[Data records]
— begin —

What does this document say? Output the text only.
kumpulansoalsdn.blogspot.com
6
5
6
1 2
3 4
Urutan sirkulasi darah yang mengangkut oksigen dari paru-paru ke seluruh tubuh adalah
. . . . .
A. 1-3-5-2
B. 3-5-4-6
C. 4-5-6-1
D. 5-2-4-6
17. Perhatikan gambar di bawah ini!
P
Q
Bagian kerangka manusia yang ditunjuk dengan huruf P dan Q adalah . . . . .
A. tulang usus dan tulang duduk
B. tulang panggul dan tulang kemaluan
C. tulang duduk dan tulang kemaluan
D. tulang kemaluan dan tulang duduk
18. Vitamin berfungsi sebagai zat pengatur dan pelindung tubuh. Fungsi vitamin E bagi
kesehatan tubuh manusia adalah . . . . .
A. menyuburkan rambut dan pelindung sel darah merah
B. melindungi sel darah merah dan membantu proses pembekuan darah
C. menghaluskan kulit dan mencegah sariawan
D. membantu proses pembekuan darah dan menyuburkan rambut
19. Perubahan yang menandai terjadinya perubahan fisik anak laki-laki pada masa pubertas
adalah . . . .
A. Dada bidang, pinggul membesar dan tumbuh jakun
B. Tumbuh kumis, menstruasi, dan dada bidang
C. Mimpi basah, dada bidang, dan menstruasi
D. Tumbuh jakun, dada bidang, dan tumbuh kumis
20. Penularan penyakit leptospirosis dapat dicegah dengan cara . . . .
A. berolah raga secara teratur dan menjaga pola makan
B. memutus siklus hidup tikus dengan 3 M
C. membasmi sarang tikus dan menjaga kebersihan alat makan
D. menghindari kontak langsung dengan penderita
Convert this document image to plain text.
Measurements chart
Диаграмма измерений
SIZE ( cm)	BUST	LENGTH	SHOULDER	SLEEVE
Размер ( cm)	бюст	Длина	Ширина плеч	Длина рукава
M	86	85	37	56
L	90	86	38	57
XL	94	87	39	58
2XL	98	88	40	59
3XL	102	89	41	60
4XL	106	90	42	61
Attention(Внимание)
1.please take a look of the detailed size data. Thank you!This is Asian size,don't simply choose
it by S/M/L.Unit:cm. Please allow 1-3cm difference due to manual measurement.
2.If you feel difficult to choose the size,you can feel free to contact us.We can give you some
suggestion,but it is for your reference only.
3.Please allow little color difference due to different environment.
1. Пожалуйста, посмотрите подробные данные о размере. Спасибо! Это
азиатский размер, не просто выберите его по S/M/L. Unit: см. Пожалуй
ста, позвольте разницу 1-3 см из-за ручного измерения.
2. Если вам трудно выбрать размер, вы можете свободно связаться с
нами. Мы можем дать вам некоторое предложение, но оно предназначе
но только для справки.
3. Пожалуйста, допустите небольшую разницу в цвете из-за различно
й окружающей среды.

— end —

EXERCISE TASK:
Exactly reproduce every record.

ANSWER:
What does this document say? Output the text only.
kumpulansoalsdn.blogspot.com
6
5
6
1 2
3 4
Urutan sirkulasi darah yang mengangkut oksigen dari paru-paru ke seluruh tubuh adalah
. . . . .
A. 1-3-5-2
B. 3-5-4-6
C. 4-5-6-1
D. 5-2-4-6
17. Perhatikan gambar di bawah ini!
P
Q
Bagian kerangka manusia yang ditunjuk dengan huruf P dan Q adalah . . . . .
A. tulang usus dan tulang duduk
B. tulang panggul dan tulang kemaluan
C. tulang duduk dan tulang kemaluan
D. tulang kemaluan dan tulang duduk
18. Vitamin berfungsi sebagai zat pengatur dan pelindung tubuh. Fungsi vitamin E bagi
kesehatan tubuh manusia adalah . . . . .
A. menyuburkan rambut dan pelindung sel darah merah
B. melindungi sel darah merah dan membantu proses pembekuan darah
C. menghaluskan kulit dan mencegah sariawan
D. membantu proses pembekuan darah dan menyuburkan rambut
19. Perubahan yang menandai terjadinya perubahan fisik anak laki-laki pada masa pubertas
adalah . . . .
A. Dada bidang, pinggul membesar dan tumbuh jakun
B. Tumbuh kumis, menstruasi, dan dada bidang
C. Mimpi basah, dada bidang, dan menstruasi
D. Tumbuh jakun, dada bidang, dan tumbuh kumis
20. Penularan penyakit leptospirosis dapat dicegah dengan cara . . . .
A. berolah raga secara teratur dan menjaga pola makan
B. memutus siklus hidup tikus dengan 3 M
C. membasmi sarang tikus dan menjaga kebersihan alat makan
D. menghindari kontak langsung dengan penderita
Convert this document image to plain text.
Measurements chart
Диаграмма измерений
SIZE ( cm)	BUST	LENGTH	SHOULDER	SLEEVE
Размер ( cm)	бюст	Длина	Ширина плеч	Длина рукава
M	86	85	37	56
L	90	86	38	57
XL	94	87	39	58
2XL	98	88	40	59
3XL	102	89	41	60
4XL	106	90	42	61
Attention(Внимание)
1.please take a look of the detailed size data. Thank you!This is Asian size,don't simply choose
it by S/M/L.Unit:cm. Please allow 1-3cm difference due to manual measurement.
2.If you feel difficult to choose the size,you can feel free to contact us.We can give you some
suggestion,but it is for your reference only.
3.Please allow little color difference due to different environment.
1. Пожалуйста, посмотрите подробные данные о размере. Спасибо! Это
азиатский размер, не просто выберите его по S/M/L. Unit: см. Пожалуй
ста, позвольте разницу 1-3 см из-за ручного измерения.
2. Если вам трудно выбрать размер, вы можете свободно связаться с
нами. Мы можем дать вам некоторое предложение, но оно предназначе
но только для справки.
3. Пожалуйста, допустите небольшую разницу в цвете из-за различно
й окружающей среды.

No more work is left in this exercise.